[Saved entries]

-*-

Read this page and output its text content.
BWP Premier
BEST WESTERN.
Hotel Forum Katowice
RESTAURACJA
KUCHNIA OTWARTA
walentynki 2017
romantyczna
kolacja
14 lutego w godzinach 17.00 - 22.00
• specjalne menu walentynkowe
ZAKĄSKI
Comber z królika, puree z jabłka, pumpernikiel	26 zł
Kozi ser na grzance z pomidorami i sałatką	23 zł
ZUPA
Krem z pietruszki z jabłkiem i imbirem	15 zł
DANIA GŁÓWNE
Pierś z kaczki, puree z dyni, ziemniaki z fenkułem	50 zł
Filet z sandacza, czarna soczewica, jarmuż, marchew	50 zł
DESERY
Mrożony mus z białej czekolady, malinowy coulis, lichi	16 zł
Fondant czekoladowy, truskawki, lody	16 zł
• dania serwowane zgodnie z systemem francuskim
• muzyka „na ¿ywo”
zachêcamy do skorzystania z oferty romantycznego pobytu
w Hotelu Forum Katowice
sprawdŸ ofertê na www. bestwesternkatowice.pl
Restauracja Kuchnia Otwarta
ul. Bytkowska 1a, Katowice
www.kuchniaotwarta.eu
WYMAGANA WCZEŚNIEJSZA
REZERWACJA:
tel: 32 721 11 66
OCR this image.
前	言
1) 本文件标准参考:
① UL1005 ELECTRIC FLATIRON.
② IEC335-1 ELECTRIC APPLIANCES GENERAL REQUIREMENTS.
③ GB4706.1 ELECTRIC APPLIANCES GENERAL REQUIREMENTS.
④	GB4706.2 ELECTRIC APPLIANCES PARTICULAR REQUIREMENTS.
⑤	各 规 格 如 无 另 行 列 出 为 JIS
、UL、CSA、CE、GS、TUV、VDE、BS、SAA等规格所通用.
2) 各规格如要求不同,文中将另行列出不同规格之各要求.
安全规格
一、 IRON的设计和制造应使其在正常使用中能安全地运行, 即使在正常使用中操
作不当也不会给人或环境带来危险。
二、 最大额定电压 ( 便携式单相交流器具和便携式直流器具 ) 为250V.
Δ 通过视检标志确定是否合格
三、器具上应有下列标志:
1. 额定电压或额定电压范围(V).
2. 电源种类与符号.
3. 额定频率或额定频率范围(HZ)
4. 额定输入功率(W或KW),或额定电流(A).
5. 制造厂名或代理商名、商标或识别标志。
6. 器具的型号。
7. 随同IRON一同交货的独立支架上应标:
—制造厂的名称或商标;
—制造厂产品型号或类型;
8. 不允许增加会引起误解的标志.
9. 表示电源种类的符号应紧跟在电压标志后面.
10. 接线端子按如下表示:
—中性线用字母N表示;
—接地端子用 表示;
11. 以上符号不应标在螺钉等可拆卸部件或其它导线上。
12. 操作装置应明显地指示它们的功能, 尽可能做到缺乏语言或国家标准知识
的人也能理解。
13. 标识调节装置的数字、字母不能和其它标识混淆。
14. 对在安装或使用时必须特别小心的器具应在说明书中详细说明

-*-

Report how many lines in the records above contain the word "ELECTRIC", giving only the number.

» **PROBLEM SOLUTION**
4